§ Stated goal: Your task is to repeat the entries word for word while leaving out the pictures.
● ● ●
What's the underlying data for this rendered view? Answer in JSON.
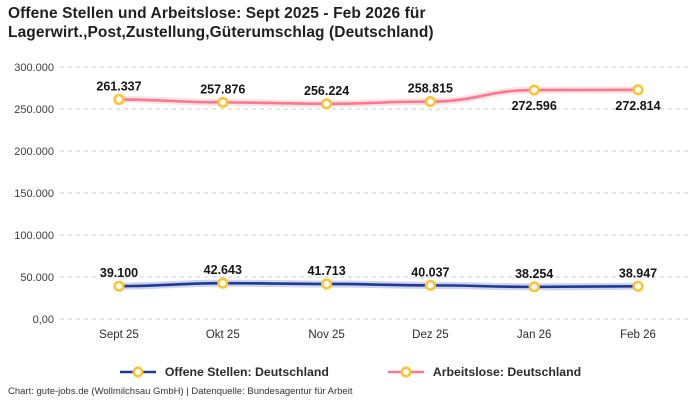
{
  "header": {
    "title": "Offene Stellen und Arbeitslose: Sept 2025 - Feb 2026 für Lagerwirt.,Post,Zustellung,Güterumschlag (Deutschland)"
  },
  "footer": {
    "credit": "Chart: gute-jobs.de (Wollmilchsau GmbH) | Datenquelle: Bundesagentur für Arbeit"
  },
  "colors": {
    "open_positions_line": "#1E3A99",
    "unemployed_line": "#F9798F",
    "marker_ring": "#FDC42F",
    "marker_fill": "#FFFFFF",
    "grid": "#CCCCCC",
    "axis_text": "#3C3C3C",
    "label_text": "#141414"
  },
  "chart_data": {
    "type": "line",
    "title": "Offene Stellen und Arbeitslose: Sept 2025 - Feb 2026 für Lagerwirt.,Post,Zustellung,Güterumschlag (Deutschland)",
    "categories": [
      "Sept 25",
      "Okt 25",
      "Nov 25",
      "Dez 25",
      "Jan 26",
      "Feb 26"
    ],
    "ylim": [
      0,
      300000
    ],
    "grid": "horizontal-dashed",
    "legend_position": "bottom",
    "y_ticks": [
      {
        "value": 300000,
        "label": "300.000"
      },
      {
        "value": 250000,
        "label": "250.000"
      },
      {
        "value": 200000,
        "label": "200.000"
      },
      {
        "value": 150000,
        "label": "150.000"
      },
      {
        "value": 100000,
        "label": "100.000"
      },
      {
        "value": 50000,
        "label": "50.000"
      },
      {
        "value": 0,
        "label": "0,00"
      }
    ],
    "series": [
      {
        "name": "Offene Stellen: Deutschland",
        "color": "#1E3A99",
        "values": [
          39100,
          42643,
          41713,
          40037,
          38254,
          38947
        ],
        "labels": [
          "39.100",
          "42.643",
          "41.713",
          "40.037",
          "38.254",
          "38.947"
        ],
        "label_side": [
          "above",
          "above",
          "above",
          "above",
          "above",
          "above"
        ]
      },
      {
        "name": "Arbeitslose: Deutschland",
        "color": "#F9798F",
        "values": [
          261337,
          257876,
          256224,
          258815,
          272596,
          272814
        ],
        "labels": [
          "261.337",
          "257.876",
          "256.224",
          "258.815",
          "272.596",
          "272.814"
        ],
        "label_side": [
          "above",
          "above",
          "above",
          "above",
          "below",
          "below"
        ]
      }
    ]
  }
}
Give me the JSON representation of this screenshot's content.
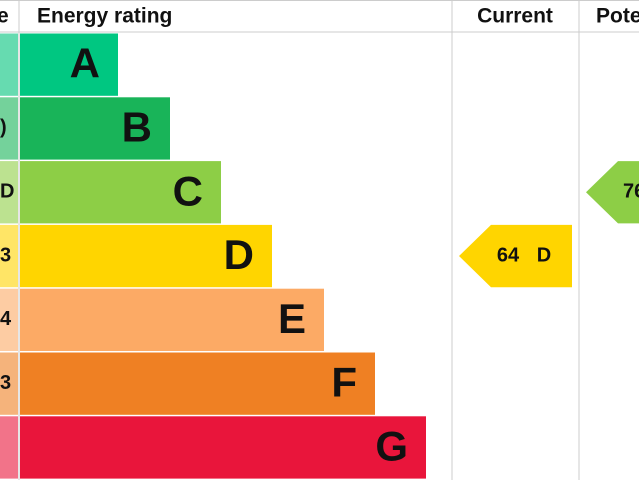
{
  "header": {
    "score": "e",
    "rating": "Energy rating",
    "current": "Current",
    "potential": "Pote"
  },
  "bands": [
    {
      "letter": "A",
      "color": "#00c781",
      "tint": "#66dbb0"
    },
    {
      "letter": "B",
      "color": "#19b459",
      "tint": "#74d29b",
      "score": ")"
    },
    {
      "letter": "C",
      "color": "#8dce46",
      "tint": "#bce290",
      "score": "D"
    },
    {
      "letter": "D",
      "color": "#ffd500",
      "tint": "#ffe566",
      "score": "3"
    },
    {
      "letter": "E",
      "color": "#fcaa65",
      "tint": "#fdcca3",
      "score": "4"
    },
    {
      "letter": "F",
      "color": "#ef8023",
      "tint": "#f5b37b",
      "score": "3"
    },
    {
      "letter": "G",
      "color": "#e9153b",
      "tint": "#f27389"
    }
  ],
  "current": {
    "value": 64,
    "letter": "D",
    "band": 3
  },
  "potential": {
    "value": 76,
    "band": 2
  }
}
● ● ●
§ Answer below:
What's the underlying data for this rendered view? Answer in JSON.
{
  "header": {
    "title": "Offene Stellen und Arbeitslose: Sept 2025 - Feb 2026 für Lagerwirt.,Post,Zustellung,Güterumschlag (Deutschland)"
  },
  "footer": {
    "credit": "Chart: gute-jobs.de (Wollmilchsau GmbH) | Datenquelle: Bundesagentur für Arbeit"
  },
  "colors": {
    "open_positions_line": "#1E3A99",
    "unemployed_line": "#F9798F",
    "marker_ring": "#FDC42F",
    "marker_fill": "#FFFFFF",
    "grid": "#CCCCCC",
    "axis_text": "#3C3C3C",
    "label_text": "#141414"
  },
  "chart_data": {
    "type": "line",
    "title": "Offene Stellen und Arbeitslose: Sept 2025 - Feb 2026 für Lagerwirt.,Post,Zustellung,Güterumschlag (Deutschland)",
    "categories": [
      "Sept 25",
      "Okt 25",
      "Nov 25",
      "Dez 25",
      "Jan 26",
      "Feb 26"
    ],
    "ylim": [
      0,
      300000
    ],
    "grid": "horizontal-dashed",
    "legend_position": "bottom",
    "y_ticks": [
      {
        "value": 300000,
        "label": "300.000"
      },
      {
        "value": 250000,
        "label": "250.000"
      },
      {
        "value": 200000,
        "label": "200.000"
      },
      {
        "value": 150000,
        "label": "150.000"
      },
      {
        "value": 100000,
        "label": "100.000"
      },
      {
        "value": 50000,
        "label": "50.000"
      },
      {
        "value": 0,
        "label": "0,00"
      }
    ],
    "series": [
      {
        "name": "Offene Stellen: Deutschland",
        "color": "#1E3A99",
        "values": [
          39100,
          42643,
          41713,
          40037,
          38254,
          38947
        ],
        "labels": [
          "39.100",
          "42.643",
          "41.713",
          "40.037",
          "38.254",
          "38.947"
        ],
        "label_side": [
          "above",
          "above",
          "above",
          "above",
          "above",
          "above"
        ]
      },
      {
        "name": "Arbeitslose: Deutschland",
        "color": "#F9798F",
        "values": [
          261337,
          257876,
          256224,
          258815,
          272596,
          272814
        ],
        "labels": [
          "261.337",
          "257.876",
          "256.224",
          "258.815",
          "272.596",
          "272.814"
        ],
        "label_side": [
          "above",
          "above",
          "above",
          "above",
          "below",
          "below"
        ]
      }
    ]
  }
}
Give me the JSON representation of this screenshot's content.
{
  "header": {
    "score": "e",
    "rating": "Energy rating",
    "current": "Current",
    "potential": "Pote"
  },
  "bands": [
    {
      "letter": "A",
      "color": "#00c781",
      "tint": "#66dbb0"
    },
    {
      "letter": "B",
      "color": "#19b459",
      "tint": "#74d29b",
      "score": ")"
    },
    {
      "letter": "C",
      "color": "#8dce46",
      "tint": "#bce290",
      "score": "D"
    },
    {
      "letter": "D",
      "color": "#ffd500",
      "tint": "#ffe566",
      "score": "3"
    },
    {
      "letter": "E",
      "color": "#fcaa65",
      "tint": "#fdcca3",
      "score": "4"
    },
    {
      "letter": "F",
      "color": "#ef8023",
      "tint": "#f5b37b",
      "score": "3"
    },
    {
      "letter": "G",
      "color": "#e9153b",
      "tint": "#f27389"
    }
  ],
  "current": {
    "value": 64,
    "letter": "D",
    "band": 3
  },
  "potential": {
    "value": 76,
    "band": 2
  }
}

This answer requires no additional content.